→ EXERCISE DIRECTIONS:
Return only the number of lines holding the word "support".

→ Raw records:
_____

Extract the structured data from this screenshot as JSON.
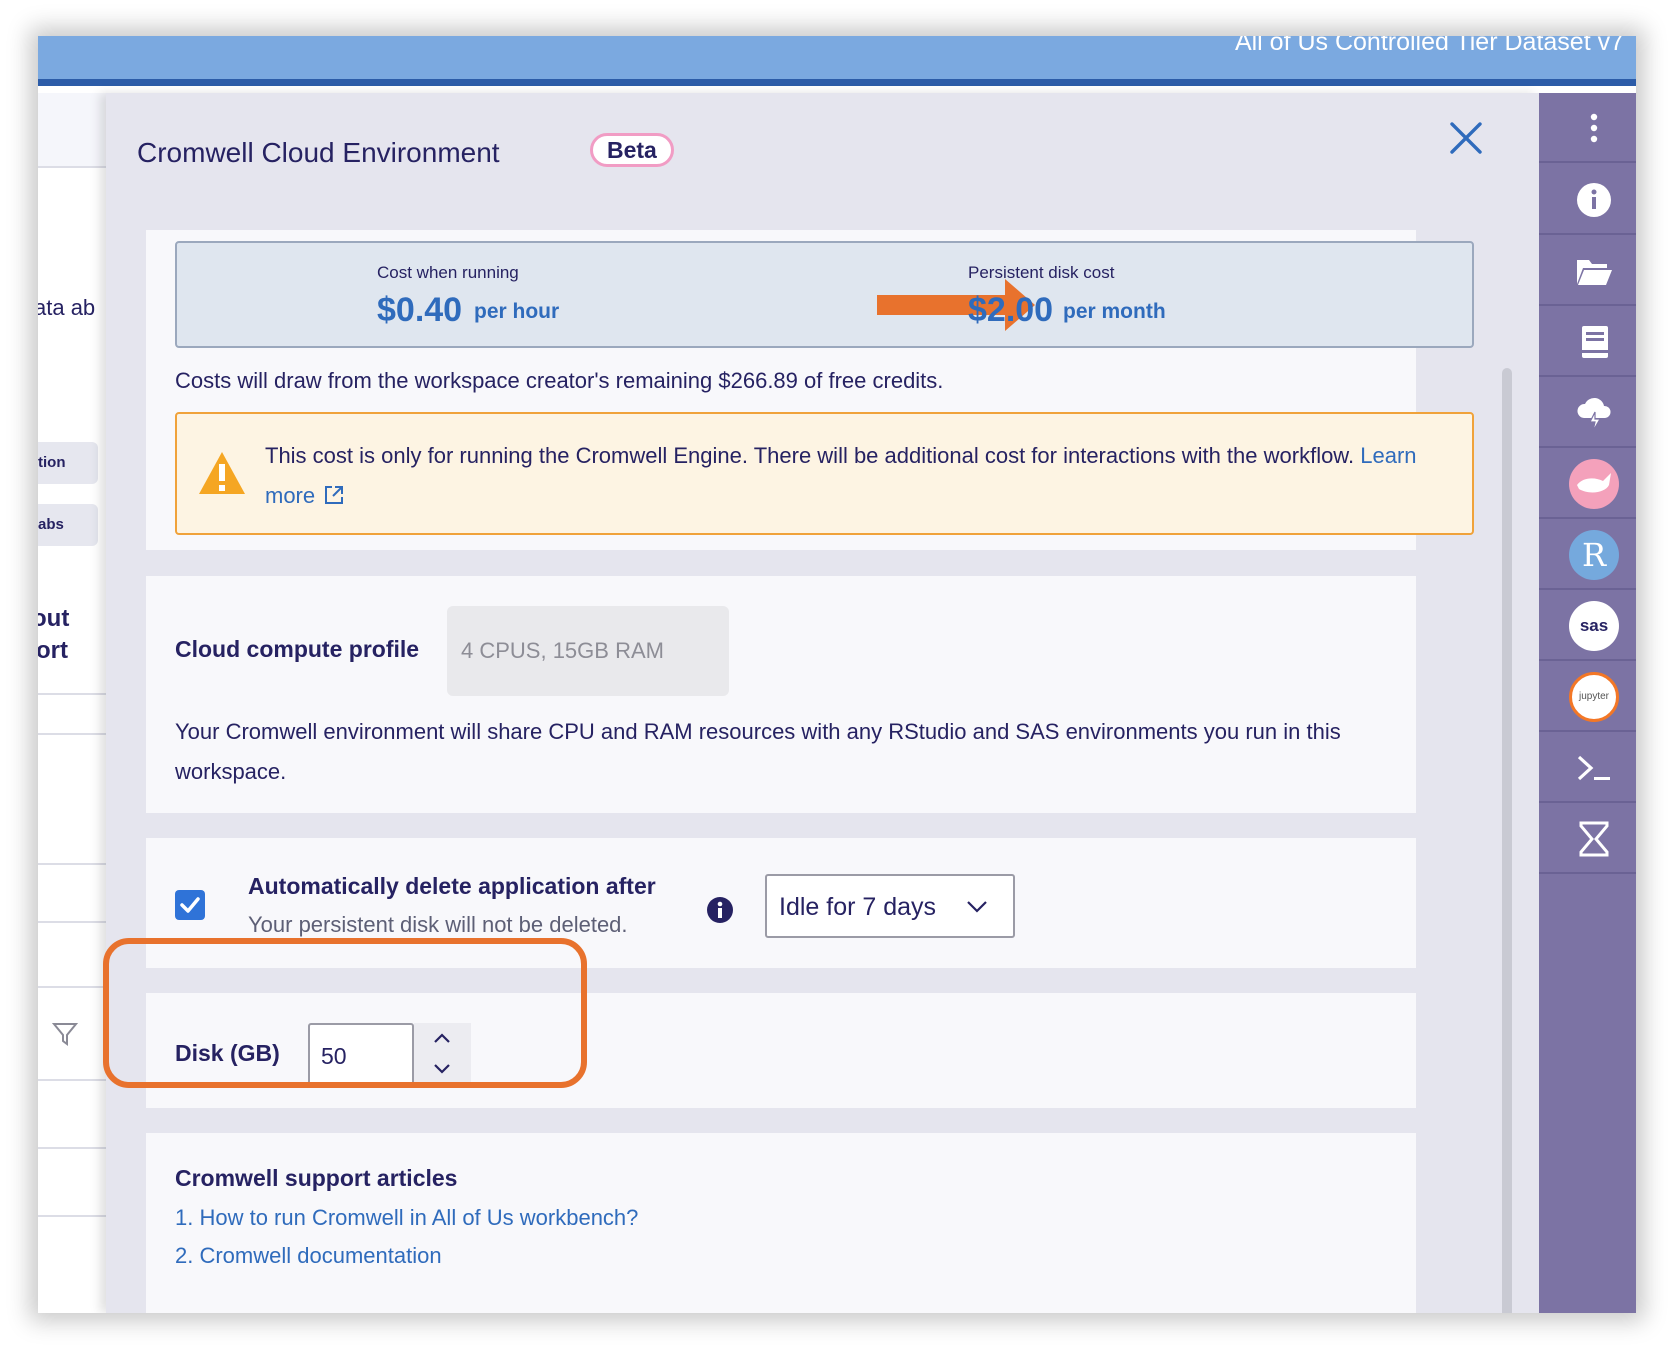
{
  "header": {
    "dataset_title": "All of Us Controlled Tier Dataset v7"
  },
  "background_page": {
    "fragments": [
      "ata ab",
      "tion",
      "abs",
      "out",
      "ort"
    ]
  },
  "modal": {
    "title": "Cromwell Cloud Environment",
    "badge": "Beta",
    "cost": {
      "running_label": "Cost when running",
      "running_value": "$0.40",
      "running_unit": "per hour",
      "disk_label": "Persistent disk cost",
      "disk_value": "$2.00",
      "disk_unit": "per month"
    },
    "credits_text": "Costs will draw from the workspace creator's remaining $266.89 of free credits.",
    "warning": {
      "text": "This cost is only for running the Cromwell Engine. There will be additional cost for interactions with the workflow.",
      "link": "Learn more"
    },
    "compute": {
      "label": "Cloud compute profile",
      "value": "4 CPUS, 15GB RAM",
      "note": "Your Cromwell environment will share CPU and RAM resources with any RStudio and SAS environments you run in this workspace."
    },
    "auto_delete": {
      "checked": true,
      "label": "Automatically delete application after",
      "sublabel": "Your persistent disk will not be deleted.",
      "selected": "Idle for 7 days"
    },
    "disk": {
      "label": "Disk (GB)",
      "value": "50"
    },
    "support": {
      "title": "Cromwell support articles",
      "links": [
        "1. How to run Cromwell in All of Us workbench?",
        "2. Cromwell documentation"
      ]
    }
  },
  "sidebar": {
    "icons": [
      "more-vertical-icon",
      "info-icon",
      "folder-icon",
      "notebook-icon",
      "cloud-compute-icon",
      "cromwell-icon",
      "rstudio-icon",
      "sas-icon",
      "jupyter-icon",
      "terminal-icon",
      "hourglass-icon"
    ],
    "labels": {
      "rstudio": "R",
      "sas": "sas",
      "jupyter": "jupyter"
    }
  },
  "colors": {
    "accent_blue": "#2f6bbc",
    "header_blue": "#7ba9e0",
    "sidebar_purple": "#7c73a4",
    "highlight_orange": "#e8722d",
    "warning_orange": "#f0a23a"
  }
}
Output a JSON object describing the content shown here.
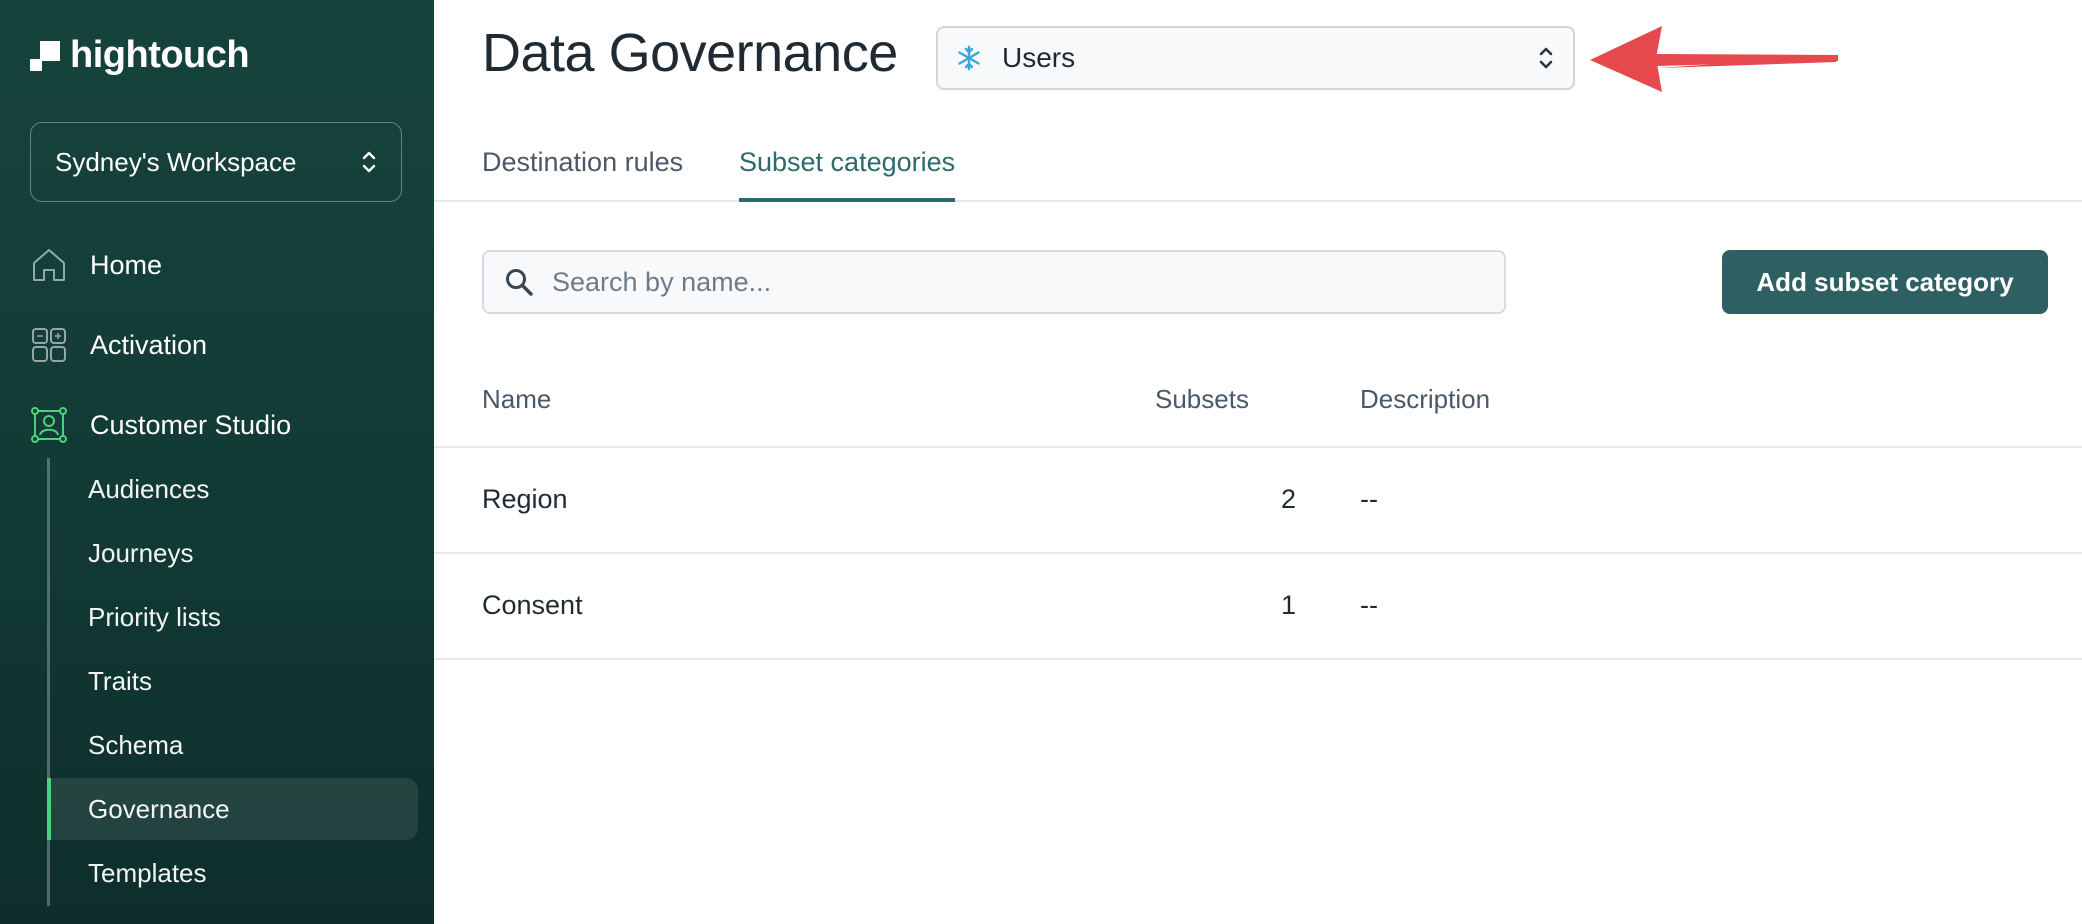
{
  "brand": {
    "name": "hightouch"
  },
  "workspace": {
    "label": "Sydney's Workspace"
  },
  "nav": {
    "items": [
      {
        "label": "Home",
        "icon": "home-icon"
      },
      {
        "label": "Activation",
        "icon": "grid-icon"
      },
      {
        "label": "Customer Studio",
        "icon": "person-frame-icon"
      }
    ],
    "sub_items": [
      {
        "label": "Audiences"
      },
      {
        "label": "Journeys"
      },
      {
        "label": "Priority lists"
      },
      {
        "label": "Traits"
      },
      {
        "label": "Schema"
      },
      {
        "label": "Governance",
        "active": true
      },
      {
        "label": "Templates"
      }
    ]
  },
  "page": {
    "title": "Data Governance",
    "model_select": {
      "value": "Users",
      "icon": "snowflake-icon"
    }
  },
  "tabs": [
    {
      "label": "Destination rules",
      "active": false
    },
    {
      "label": "Subset categories",
      "active": true
    }
  ],
  "search": {
    "placeholder": "Search by name...",
    "value": ""
  },
  "actions": {
    "add_label": "Add subset category"
  },
  "table": {
    "headers": {
      "name": "Name",
      "subsets": "Subsets",
      "description": "Description"
    },
    "rows": [
      {
        "name": "Region",
        "subsets": "2",
        "description": "--"
      },
      {
        "name": "Consent",
        "subsets": "1",
        "description": "--"
      }
    ]
  },
  "colors": {
    "sidebar_bg": "#17433d",
    "accent": "#2c6a6d",
    "active_indicator": "#4ed17a",
    "button_bg": "#2e5f63",
    "annotation_arrow": "#e5484d"
  }
}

_____

→ REPLY:
2